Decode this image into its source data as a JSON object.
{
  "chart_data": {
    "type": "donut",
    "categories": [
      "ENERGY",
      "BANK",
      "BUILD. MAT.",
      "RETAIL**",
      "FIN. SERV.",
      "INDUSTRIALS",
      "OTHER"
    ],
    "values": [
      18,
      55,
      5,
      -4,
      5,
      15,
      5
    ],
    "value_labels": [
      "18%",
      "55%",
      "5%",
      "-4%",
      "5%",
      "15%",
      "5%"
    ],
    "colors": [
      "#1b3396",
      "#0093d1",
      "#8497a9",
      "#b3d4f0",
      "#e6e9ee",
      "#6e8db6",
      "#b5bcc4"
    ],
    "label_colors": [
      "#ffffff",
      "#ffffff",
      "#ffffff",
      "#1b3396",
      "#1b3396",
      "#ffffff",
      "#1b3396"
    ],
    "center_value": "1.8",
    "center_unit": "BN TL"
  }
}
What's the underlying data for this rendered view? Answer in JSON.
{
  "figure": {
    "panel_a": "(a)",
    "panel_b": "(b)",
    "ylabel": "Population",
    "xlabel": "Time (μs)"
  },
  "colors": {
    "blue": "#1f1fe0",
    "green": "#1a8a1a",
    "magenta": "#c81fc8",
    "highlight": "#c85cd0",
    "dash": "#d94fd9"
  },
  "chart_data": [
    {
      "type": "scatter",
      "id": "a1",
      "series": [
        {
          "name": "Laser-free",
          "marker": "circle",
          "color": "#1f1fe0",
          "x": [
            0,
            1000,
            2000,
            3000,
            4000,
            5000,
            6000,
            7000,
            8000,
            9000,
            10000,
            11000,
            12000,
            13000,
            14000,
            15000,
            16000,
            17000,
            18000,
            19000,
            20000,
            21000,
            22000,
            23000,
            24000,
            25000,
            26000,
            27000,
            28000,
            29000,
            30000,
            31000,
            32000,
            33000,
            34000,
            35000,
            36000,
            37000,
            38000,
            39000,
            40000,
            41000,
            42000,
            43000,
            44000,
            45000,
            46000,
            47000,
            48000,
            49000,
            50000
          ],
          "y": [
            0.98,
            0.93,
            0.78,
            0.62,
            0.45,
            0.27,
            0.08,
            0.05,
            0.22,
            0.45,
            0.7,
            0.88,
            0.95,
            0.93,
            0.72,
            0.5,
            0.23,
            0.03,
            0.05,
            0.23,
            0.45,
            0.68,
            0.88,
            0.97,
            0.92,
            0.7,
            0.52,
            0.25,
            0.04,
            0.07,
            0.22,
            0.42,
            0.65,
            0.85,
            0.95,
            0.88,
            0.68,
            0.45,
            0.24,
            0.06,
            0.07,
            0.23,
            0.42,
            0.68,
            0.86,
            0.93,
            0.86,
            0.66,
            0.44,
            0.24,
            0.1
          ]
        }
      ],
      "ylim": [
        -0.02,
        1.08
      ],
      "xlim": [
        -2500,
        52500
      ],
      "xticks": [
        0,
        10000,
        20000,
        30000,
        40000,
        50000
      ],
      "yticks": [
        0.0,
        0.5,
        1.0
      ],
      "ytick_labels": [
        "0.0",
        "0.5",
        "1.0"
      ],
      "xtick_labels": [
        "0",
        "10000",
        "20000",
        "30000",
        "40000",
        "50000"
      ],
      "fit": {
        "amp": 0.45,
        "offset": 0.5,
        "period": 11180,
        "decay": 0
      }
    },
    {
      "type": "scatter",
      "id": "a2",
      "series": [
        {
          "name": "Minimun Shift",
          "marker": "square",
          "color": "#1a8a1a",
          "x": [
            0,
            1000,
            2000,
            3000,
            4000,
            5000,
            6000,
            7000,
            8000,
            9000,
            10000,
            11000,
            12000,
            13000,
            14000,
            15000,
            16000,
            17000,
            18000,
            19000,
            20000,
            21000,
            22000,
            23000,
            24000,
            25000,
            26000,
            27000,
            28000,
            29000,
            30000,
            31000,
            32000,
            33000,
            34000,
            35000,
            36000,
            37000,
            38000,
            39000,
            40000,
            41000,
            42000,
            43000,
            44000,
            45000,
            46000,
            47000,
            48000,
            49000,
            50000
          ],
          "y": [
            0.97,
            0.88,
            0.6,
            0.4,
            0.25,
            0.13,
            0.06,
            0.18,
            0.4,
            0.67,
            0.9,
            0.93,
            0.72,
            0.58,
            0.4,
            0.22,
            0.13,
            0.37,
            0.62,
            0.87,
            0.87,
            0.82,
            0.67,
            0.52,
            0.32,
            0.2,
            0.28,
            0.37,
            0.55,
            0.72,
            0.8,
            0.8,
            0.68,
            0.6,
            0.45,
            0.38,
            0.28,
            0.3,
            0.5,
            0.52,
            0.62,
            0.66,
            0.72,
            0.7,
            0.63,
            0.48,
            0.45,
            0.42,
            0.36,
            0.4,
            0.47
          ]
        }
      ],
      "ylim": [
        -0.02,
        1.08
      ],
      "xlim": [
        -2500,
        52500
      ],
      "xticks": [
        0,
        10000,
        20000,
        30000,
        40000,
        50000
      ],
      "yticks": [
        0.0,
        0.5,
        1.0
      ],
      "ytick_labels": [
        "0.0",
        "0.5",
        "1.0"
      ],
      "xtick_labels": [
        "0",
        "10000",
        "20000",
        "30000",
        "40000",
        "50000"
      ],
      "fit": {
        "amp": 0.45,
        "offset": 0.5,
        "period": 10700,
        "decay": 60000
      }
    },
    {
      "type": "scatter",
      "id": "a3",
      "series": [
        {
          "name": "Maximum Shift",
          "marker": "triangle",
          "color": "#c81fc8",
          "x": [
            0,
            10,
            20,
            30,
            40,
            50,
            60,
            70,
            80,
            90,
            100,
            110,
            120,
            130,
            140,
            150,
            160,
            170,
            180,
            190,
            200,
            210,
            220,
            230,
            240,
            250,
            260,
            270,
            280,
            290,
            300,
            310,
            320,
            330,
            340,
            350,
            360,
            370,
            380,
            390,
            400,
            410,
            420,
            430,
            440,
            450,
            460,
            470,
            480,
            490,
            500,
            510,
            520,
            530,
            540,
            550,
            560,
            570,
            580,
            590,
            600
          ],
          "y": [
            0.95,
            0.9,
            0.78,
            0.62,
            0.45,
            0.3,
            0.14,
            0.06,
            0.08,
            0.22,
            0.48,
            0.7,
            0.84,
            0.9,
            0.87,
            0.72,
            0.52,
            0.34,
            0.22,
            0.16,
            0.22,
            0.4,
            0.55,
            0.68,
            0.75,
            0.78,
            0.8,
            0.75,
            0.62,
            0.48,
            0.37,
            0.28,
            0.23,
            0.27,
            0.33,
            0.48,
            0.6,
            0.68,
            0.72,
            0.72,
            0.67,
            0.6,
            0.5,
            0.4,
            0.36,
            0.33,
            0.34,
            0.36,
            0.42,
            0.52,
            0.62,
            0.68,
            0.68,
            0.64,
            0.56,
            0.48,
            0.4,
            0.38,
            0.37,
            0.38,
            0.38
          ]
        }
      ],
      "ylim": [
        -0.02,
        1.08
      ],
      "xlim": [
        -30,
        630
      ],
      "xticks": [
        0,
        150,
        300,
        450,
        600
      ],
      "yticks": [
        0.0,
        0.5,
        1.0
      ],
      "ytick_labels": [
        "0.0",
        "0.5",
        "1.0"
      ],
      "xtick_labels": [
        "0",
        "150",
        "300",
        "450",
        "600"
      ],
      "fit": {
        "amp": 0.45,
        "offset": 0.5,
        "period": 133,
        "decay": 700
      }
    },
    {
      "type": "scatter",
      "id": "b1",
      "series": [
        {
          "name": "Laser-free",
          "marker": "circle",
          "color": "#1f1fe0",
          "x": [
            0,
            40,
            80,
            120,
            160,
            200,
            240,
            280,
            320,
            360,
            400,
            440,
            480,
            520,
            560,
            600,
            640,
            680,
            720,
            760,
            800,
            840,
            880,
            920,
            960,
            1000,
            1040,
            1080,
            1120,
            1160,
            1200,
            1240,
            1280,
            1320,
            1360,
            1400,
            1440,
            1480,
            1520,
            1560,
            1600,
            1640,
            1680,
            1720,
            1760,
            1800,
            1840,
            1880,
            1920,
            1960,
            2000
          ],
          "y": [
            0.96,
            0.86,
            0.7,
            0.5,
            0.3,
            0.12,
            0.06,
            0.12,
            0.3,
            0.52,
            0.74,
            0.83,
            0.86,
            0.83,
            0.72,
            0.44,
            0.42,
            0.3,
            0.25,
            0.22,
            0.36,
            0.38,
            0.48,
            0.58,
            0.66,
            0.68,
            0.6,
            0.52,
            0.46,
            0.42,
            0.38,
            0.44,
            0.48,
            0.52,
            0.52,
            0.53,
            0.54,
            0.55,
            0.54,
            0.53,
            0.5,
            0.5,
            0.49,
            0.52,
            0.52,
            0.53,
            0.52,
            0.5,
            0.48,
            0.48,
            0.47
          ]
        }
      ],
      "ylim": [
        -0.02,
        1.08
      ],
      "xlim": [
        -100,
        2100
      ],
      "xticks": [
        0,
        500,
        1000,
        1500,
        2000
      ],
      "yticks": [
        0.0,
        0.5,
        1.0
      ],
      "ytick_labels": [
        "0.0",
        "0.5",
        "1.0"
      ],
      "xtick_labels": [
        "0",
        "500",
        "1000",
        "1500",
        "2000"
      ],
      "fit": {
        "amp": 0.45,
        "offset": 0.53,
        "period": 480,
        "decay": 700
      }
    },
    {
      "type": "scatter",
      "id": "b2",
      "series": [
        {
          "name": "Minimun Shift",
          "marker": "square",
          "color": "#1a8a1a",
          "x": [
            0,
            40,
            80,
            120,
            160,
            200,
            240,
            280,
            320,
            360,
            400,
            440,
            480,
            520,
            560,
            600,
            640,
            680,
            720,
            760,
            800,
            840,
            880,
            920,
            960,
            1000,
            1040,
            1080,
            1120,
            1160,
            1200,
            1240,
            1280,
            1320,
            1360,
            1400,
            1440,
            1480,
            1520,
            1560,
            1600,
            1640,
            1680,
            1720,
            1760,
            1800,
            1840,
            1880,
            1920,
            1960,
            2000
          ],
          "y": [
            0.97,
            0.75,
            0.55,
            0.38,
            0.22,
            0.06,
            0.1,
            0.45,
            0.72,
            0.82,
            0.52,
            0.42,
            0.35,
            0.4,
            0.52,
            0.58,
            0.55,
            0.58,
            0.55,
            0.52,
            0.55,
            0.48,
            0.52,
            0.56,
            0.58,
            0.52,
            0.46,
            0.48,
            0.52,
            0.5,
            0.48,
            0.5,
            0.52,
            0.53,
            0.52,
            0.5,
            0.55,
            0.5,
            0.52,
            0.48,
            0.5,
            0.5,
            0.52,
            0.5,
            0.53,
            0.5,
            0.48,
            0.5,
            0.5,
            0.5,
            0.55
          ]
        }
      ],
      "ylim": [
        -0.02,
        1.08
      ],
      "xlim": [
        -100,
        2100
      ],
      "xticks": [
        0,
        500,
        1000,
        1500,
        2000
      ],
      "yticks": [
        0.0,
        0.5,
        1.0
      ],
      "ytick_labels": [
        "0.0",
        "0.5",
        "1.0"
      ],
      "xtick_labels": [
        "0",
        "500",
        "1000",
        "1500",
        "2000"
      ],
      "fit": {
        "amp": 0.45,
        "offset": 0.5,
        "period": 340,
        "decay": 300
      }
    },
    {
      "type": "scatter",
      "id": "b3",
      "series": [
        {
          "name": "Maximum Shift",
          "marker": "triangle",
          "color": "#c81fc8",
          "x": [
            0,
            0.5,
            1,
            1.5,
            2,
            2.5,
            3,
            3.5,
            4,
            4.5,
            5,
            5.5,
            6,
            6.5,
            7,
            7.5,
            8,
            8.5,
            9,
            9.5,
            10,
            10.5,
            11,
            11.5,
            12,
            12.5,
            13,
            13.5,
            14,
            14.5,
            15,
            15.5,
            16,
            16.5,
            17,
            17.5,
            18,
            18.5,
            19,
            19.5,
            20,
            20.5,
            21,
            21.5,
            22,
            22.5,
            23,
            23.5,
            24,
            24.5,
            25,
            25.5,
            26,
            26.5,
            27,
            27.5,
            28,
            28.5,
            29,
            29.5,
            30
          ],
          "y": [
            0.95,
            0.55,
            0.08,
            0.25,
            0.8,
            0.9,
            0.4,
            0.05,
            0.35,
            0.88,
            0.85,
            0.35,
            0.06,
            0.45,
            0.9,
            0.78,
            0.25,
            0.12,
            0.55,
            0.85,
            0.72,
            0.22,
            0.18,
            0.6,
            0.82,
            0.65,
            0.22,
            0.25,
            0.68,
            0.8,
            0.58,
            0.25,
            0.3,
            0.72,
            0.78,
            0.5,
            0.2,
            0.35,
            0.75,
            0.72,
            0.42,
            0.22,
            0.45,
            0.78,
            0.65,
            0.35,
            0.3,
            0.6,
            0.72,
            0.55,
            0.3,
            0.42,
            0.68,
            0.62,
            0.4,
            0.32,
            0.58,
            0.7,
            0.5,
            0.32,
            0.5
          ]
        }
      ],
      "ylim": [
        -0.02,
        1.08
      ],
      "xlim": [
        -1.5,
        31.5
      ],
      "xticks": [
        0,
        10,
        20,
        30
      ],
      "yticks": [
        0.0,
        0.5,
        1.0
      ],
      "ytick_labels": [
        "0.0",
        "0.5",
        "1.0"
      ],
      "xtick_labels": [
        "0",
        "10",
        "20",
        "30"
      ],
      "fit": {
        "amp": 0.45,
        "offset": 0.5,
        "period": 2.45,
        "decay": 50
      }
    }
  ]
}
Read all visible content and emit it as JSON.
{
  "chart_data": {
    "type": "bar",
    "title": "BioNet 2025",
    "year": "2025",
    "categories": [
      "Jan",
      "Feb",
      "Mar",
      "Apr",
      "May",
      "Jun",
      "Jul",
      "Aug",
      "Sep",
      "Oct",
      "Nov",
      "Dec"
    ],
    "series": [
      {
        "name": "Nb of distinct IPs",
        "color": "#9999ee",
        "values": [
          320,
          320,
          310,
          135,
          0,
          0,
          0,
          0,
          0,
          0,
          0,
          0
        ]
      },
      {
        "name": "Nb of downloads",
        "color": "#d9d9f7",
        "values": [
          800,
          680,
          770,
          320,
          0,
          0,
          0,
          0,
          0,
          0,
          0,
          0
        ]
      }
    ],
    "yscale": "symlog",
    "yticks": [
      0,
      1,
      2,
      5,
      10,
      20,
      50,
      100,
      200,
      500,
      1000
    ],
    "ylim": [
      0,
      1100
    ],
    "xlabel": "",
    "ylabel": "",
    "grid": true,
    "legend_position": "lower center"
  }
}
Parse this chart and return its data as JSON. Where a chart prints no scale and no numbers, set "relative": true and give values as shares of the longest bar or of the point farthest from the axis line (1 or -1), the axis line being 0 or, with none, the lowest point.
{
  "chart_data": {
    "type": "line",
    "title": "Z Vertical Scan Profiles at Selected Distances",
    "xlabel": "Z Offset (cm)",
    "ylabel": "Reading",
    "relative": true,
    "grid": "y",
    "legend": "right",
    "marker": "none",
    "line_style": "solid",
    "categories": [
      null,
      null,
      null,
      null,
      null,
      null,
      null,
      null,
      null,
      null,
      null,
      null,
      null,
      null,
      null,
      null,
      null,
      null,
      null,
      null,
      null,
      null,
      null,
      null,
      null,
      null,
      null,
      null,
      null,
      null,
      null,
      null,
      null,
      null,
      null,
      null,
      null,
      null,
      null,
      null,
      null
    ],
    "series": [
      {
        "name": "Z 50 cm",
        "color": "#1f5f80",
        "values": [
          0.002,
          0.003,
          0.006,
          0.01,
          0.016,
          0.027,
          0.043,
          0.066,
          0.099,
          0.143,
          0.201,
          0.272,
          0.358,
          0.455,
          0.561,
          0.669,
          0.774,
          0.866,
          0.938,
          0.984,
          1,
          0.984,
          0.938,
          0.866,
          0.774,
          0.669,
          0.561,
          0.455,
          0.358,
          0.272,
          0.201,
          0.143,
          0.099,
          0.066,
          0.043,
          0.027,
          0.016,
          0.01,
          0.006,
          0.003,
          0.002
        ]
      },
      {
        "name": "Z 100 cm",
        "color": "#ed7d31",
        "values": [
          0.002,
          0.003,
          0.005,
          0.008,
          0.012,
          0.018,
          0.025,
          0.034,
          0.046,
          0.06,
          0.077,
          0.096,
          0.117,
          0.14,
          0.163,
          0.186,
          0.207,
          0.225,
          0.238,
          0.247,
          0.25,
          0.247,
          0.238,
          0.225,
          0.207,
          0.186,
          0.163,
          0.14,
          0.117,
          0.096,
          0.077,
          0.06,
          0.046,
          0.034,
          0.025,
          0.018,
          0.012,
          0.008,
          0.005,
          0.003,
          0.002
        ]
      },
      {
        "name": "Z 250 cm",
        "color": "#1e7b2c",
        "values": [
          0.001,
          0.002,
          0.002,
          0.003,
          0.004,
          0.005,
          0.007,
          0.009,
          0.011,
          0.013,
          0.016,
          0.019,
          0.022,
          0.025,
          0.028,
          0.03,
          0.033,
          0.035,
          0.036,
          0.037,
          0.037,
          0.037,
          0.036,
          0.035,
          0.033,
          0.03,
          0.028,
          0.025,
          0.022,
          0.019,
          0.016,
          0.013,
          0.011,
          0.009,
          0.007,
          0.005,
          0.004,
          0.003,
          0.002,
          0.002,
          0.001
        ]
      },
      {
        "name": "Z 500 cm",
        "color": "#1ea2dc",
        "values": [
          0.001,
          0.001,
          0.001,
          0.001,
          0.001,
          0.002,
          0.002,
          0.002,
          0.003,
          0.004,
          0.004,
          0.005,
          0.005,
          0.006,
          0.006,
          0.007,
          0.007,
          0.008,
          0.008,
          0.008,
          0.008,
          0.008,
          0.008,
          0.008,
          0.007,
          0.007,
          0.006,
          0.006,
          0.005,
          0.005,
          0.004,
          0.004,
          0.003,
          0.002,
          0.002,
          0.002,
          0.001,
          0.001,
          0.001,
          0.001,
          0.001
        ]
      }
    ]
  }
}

○ ○ ○ ○

#### REQUIRED WORK:
Each line above that holds the string "period" should be copied and shown.

#### CORRECT ANSWER:
        "period": 11180,
        "period": 10700,
        "period": 133,
        "period": 480,
        "period": 340,
        "period": 2.45,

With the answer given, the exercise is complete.